Your goal:
Please render every line of the material below as a JSON list of strings, one string per line, skipping blank lines and leaving out the pictures.

[Listings of boxed layout items]

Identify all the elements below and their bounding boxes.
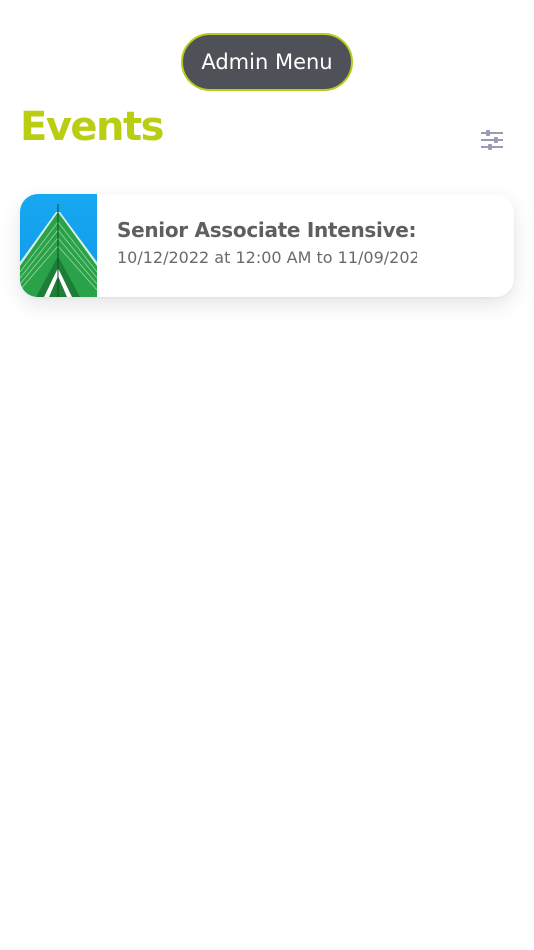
event-details: Senior Associate Intensive: ... 10/12/20… (97, 194, 514, 297)
events-page: Admin Menu Events Senior Associate Inten… (0, 0, 534, 950)
sliders-icon (481, 130, 503, 150)
event-date-range: 10/12/2022 at 12:00 AM to 11/09/202... (117, 248, 417, 267)
admin-menu-button[interactable]: Admin Menu (181, 33, 353, 91)
event-card[interactable]: Senior Associate Intensive: ... 10/12/20… (20, 194, 514, 297)
filter-button[interactable] (476, 124, 508, 156)
building-image (20, 194, 97, 297)
event-title: Senior Associate Intensive: ... (117, 218, 417, 242)
page-title: Events (20, 104, 164, 150)
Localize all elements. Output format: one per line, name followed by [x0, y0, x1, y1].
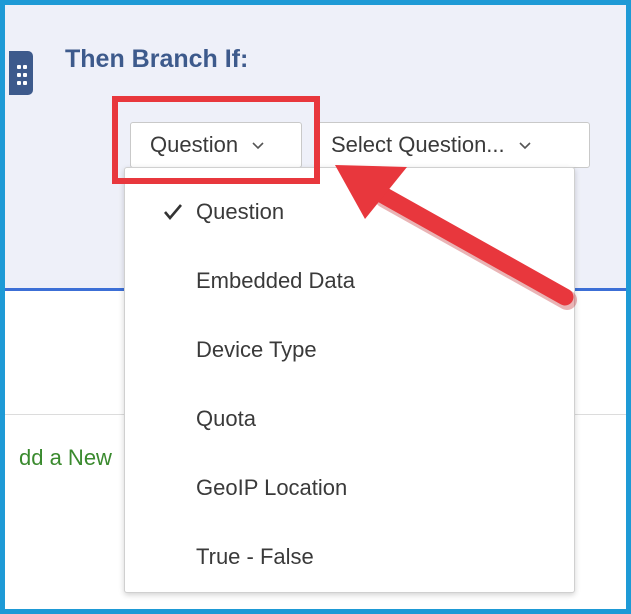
add-new-link-fragment[interactable]: dd a New [19, 445, 112, 471]
dropdown-option-geoip-location[interactable]: GeoIP Location [125, 468, 574, 508]
handle-dot [23, 81, 27, 85]
option-label: Device Type [196, 337, 317, 362]
condition-type-dropdown-menu: Question Embedded Data Device Type Quota… [124, 167, 575, 593]
screenshot-frame: Then Branch If: Question Select Question… [0, 0, 631, 614]
dropdown-option-quota[interactable]: Quota [125, 399, 574, 439]
option-label: True - False [196, 544, 314, 569]
handle-dot [23, 73, 27, 77]
option-label: Question [196, 199, 285, 224]
dropdown-option-device-type[interactable]: Device Type [125, 330, 574, 370]
dropdown-option-question[interactable]: Question [125, 192, 574, 232]
handle-dot [17, 73, 21, 77]
chevron-down-icon [519, 142, 531, 150]
drag-handle-icon[interactable] [9, 51, 33, 95]
handle-dot [17, 81, 21, 85]
dropdown-option-embedded-data[interactable]: Embedded Data [125, 261, 574, 301]
question-select[interactable]: Select Question... [316, 122, 590, 168]
option-label: Embedded Data [196, 268, 355, 293]
handle-dot [23, 65, 27, 69]
highlight-box [112, 96, 320, 184]
option-label: GeoIP Location [196, 475, 348, 500]
checkmark-icon [164, 204, 182, 221]
handle-dot [17, 65, 21, 69]
option-label: Quota [196, 406, 256, 431]
branch-heading: Then Branch If: [65, 45, 249, 73]
question-select-value: Select Question... [331, 132, 505, 157]
dropdown-option-true-false[interactable]: True - False [125, 537, 574, 577]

Result for this exercise:
[
  "Identify all the elements below and their bounding boxes.",
  "event-details: Senior Associate Intensive: ... 10/12/20… (97, 194, 514, 297)",
  "events-page: Admin Menu Events Senior Associate Inten… (0, 0, 534, 950)",
  "sliders-icon (481, 130, 503, 150)",
  "event-date-range: 10/12/2022 at 12:00 AM to 11/09/202... (117, 248, 417, 267)",
  "admin-menu-button[interactable]: Admin Menu (181, 33, 353, 91)",
  "event-card[interactable]: Senior Associate Intensive: ... 10/12/20… (20, 194, 514, 297)",
  "filter-button[interactable] (476, 124, 508, 156)",
  "building-image (20, 194, 97, 297)",
  "event-title: Senior Associate Intensive: ... (117, 218, 417, 242)",
  "page-title: Events (20, 104, 164, 150)",
  "Localize all elements. Output format: one per line, name followed by [x0, y0, x1, y1].",
  "add-new-link-fragment[interactable]: dd a New [19, 445, 112, 471]",
  "dropdown-option-geoip-location[interactable]: GeoIP Location [125, 468, 574, 508]",
  "handle-dot [23, 81, 27, 85]",
  "option-label: Device Type [196, 337, 317, 362]",
  "condition-type-dropdown-menu: Question Embedded Data Device Type Quota… [124, 167, 575, 593]",
  "screenshot-frame: Then Branch If: Question Select Question… [0, 0, 631, 614]",
  "dropdown-option-quota[interactable]: Quota [125, 399, 574, 439]",
  "option-label: True - False [196, 544, 314, 569]",
  "handle-dot [23, 73, 27, 77]",
  "option-label: Question [196, 199, 285, 224]",
  "dropdown-option-device-type[interactable]: Device Type [125, 330, 574, 370]",
  "dropdown-option-question[interactable]: Question [125, 192, 574, 232]",
  "handle-dot [17, 73, 21, 77]",
  "chevron-down-icon [519, 142, 531, 150]",
  "drag-handle-icon[interactable] [9, 51, 33, 95]",
  "handle-dot [17, 81, 21, 85]",
  "dropdown-option-embedded-data[interactable]: Embedded Data [125, 261, 574, 301]",
  "question-select[interactable]: Select Question... [316, 122, 590, 168]",
  "option-label: Embedded Data [196, 268, 355, 293]",
  "handle-dot [23, 65, 27, 69]",
  "highlight-box [112, 96, 320, 184]",
  "option-label: GeoIP Location [196, 475, 348, 500]",
  "checkmark-icon [164, 204, 182, 221]",
  "handle-dot [17, 65, 21, 69]",
  "option-label: Quota [196, 406, 256, 431]",
  "branch-heading: Then Branch If: [65, 45, 249, 73]",
  "question-select-value: Select Question... [331, 132, 505, 157]",
  "dropdown-option-true-false[interactable]: True - False [125, 537, 574, 577]"
]